To be done: Gather from the listing below each line that includes the word "Confluence", and copy it.

Entries supplied:
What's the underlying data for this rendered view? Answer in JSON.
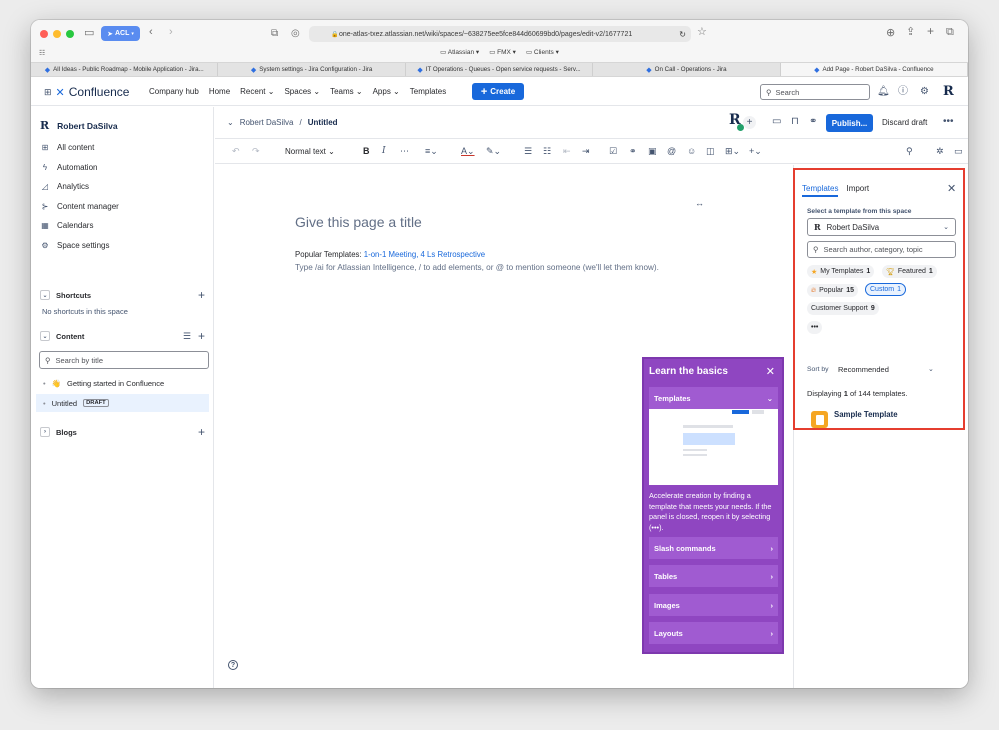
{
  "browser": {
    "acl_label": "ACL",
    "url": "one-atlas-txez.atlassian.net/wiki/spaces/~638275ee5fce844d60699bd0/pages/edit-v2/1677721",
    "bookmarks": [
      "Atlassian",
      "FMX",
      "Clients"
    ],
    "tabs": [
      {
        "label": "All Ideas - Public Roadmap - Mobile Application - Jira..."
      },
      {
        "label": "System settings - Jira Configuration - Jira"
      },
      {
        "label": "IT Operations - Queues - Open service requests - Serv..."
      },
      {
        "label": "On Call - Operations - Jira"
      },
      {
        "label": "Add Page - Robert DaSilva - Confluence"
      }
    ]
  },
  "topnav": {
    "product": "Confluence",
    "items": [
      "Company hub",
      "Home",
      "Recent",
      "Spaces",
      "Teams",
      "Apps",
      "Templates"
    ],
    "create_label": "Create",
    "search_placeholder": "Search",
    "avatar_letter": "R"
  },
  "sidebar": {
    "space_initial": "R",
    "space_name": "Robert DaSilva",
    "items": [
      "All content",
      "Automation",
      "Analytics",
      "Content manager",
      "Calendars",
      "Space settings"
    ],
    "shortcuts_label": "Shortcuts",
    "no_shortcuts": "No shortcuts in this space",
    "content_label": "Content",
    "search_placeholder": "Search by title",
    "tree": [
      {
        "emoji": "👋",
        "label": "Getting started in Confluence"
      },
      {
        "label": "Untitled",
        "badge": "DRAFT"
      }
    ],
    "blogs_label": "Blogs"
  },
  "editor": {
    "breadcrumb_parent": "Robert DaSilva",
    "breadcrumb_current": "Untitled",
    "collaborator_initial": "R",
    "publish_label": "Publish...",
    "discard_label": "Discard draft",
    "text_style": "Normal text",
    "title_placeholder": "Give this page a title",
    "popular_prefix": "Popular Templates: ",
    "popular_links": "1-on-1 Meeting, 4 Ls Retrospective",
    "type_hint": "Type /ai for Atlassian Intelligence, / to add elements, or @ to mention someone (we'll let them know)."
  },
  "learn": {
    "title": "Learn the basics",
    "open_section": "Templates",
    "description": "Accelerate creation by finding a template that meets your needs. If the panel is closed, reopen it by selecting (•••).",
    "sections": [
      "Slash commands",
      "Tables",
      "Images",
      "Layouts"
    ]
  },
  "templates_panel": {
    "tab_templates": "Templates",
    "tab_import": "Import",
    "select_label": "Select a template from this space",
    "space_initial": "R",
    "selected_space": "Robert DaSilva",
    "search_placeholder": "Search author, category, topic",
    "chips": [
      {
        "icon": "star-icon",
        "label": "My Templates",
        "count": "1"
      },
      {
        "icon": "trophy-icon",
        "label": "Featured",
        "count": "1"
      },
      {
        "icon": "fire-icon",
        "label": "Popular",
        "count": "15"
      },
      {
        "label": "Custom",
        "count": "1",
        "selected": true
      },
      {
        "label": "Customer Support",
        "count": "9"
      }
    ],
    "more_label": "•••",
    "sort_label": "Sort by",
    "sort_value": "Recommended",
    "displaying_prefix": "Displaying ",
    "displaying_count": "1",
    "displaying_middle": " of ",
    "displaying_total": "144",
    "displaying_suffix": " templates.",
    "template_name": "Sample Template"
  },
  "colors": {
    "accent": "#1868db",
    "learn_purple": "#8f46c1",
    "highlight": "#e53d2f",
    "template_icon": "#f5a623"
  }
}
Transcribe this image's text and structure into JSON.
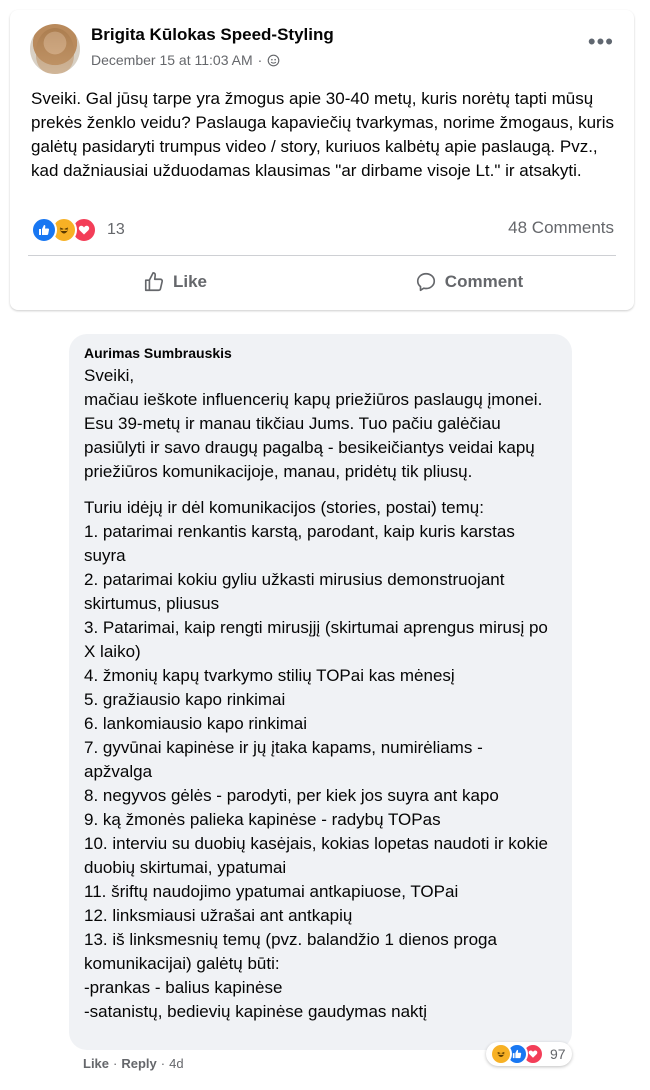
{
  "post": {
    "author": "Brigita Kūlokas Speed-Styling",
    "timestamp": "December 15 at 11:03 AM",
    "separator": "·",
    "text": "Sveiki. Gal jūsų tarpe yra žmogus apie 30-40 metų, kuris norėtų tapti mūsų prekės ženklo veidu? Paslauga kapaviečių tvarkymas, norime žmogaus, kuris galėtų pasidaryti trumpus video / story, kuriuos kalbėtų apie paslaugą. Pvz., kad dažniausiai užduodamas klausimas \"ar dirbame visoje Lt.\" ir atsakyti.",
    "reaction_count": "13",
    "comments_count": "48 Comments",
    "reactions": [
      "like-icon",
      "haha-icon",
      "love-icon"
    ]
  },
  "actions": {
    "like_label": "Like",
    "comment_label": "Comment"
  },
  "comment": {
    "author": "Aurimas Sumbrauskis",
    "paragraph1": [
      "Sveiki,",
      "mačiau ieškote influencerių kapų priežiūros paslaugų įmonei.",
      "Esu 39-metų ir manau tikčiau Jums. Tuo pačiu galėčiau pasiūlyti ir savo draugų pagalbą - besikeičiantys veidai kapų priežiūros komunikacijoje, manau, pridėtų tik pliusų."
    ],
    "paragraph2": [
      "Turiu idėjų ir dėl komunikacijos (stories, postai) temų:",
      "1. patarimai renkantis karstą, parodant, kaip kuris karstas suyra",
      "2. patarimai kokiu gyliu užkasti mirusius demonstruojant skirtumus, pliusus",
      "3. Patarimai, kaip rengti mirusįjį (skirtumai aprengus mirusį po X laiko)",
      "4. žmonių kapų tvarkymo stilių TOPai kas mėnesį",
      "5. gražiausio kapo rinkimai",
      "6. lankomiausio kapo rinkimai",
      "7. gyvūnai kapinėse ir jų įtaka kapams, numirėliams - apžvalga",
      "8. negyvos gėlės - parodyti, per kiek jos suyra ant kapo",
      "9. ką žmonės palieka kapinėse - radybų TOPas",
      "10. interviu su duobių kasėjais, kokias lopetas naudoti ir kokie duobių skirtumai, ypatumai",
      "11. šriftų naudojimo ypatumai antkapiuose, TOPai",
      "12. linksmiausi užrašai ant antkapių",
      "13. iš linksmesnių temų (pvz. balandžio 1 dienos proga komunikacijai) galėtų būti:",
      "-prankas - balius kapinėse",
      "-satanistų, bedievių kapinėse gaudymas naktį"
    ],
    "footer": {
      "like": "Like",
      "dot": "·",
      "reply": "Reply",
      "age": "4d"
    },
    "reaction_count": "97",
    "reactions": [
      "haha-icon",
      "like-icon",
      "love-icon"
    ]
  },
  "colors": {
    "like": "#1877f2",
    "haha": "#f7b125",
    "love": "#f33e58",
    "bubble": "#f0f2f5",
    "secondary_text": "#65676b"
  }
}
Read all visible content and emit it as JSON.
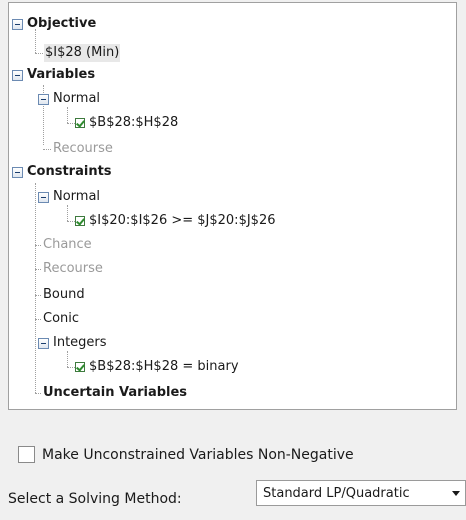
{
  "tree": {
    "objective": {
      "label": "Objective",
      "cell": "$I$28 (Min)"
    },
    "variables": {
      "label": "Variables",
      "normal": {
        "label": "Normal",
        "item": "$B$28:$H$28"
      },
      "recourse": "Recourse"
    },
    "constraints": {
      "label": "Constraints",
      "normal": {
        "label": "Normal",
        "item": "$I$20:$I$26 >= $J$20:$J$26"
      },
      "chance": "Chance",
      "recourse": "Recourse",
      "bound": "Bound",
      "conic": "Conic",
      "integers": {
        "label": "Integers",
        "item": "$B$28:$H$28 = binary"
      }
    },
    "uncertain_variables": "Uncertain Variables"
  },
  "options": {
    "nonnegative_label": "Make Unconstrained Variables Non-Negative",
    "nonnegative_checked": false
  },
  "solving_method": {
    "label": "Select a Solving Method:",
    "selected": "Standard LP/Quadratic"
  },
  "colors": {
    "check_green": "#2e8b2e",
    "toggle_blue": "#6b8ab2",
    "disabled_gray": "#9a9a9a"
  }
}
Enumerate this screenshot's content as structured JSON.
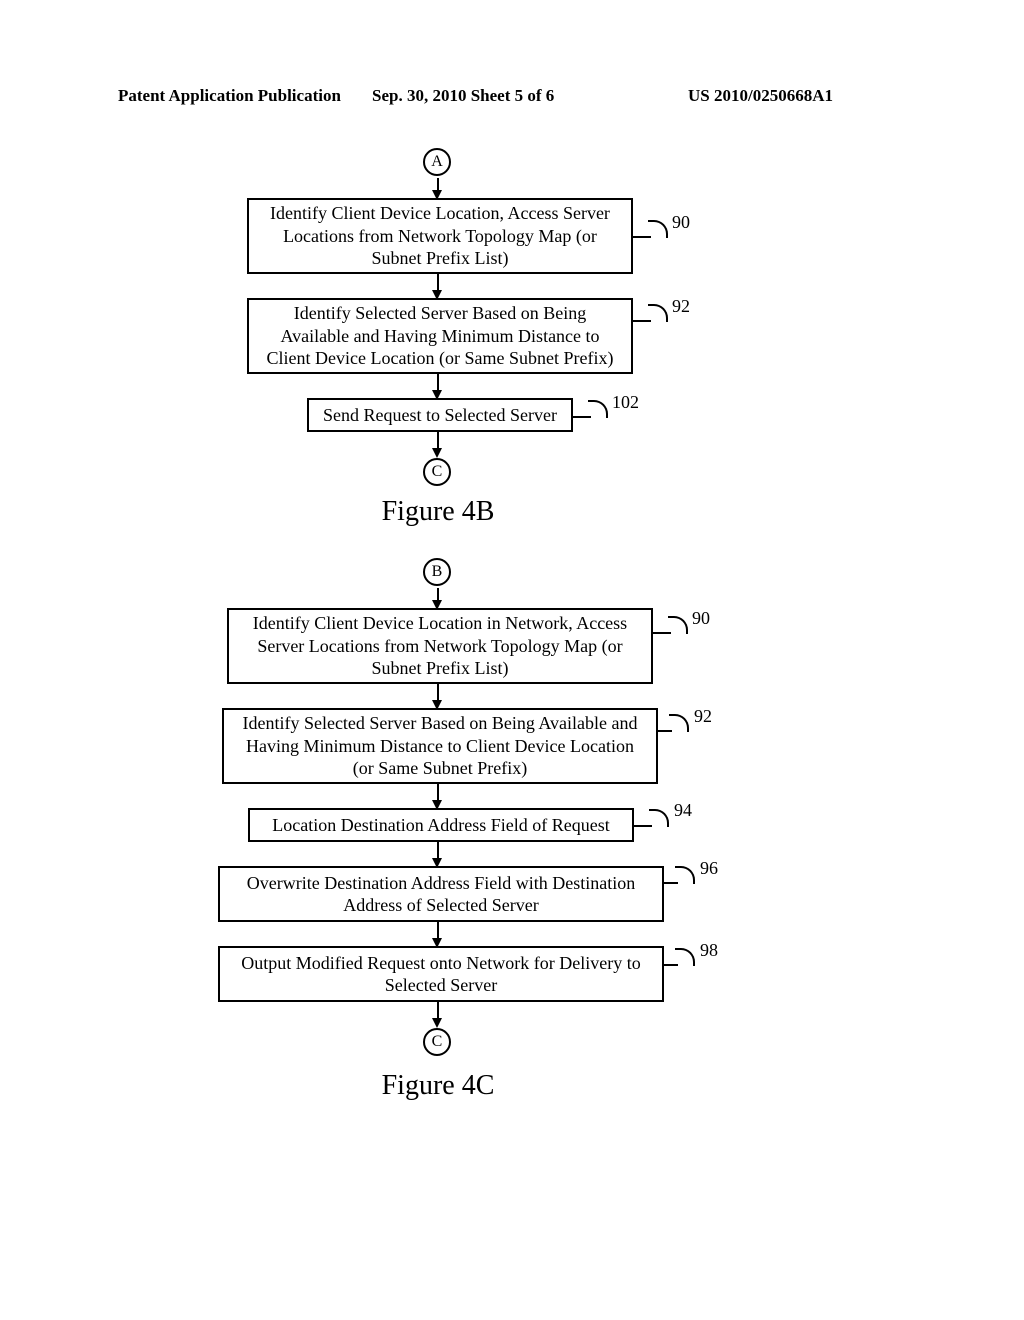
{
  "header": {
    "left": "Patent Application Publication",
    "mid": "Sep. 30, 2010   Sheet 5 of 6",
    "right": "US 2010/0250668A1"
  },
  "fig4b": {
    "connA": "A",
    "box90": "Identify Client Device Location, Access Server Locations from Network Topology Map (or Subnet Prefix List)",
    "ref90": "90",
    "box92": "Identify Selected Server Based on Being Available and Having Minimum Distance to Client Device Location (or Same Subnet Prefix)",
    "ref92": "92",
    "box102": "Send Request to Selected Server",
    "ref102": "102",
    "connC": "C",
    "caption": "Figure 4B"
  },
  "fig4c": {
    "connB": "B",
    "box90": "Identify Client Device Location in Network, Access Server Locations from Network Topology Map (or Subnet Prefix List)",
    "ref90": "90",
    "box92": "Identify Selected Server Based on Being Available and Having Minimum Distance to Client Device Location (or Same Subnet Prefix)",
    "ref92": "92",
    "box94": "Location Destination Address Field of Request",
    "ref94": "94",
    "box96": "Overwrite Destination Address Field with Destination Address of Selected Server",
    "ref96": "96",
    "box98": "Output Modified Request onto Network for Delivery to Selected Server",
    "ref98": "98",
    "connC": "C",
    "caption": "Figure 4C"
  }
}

Answer in full:
        "label": "Add Page - Robert DaSilva - Confluence"
    "product": "Confluence",
        "label": "Getting started in Confluence"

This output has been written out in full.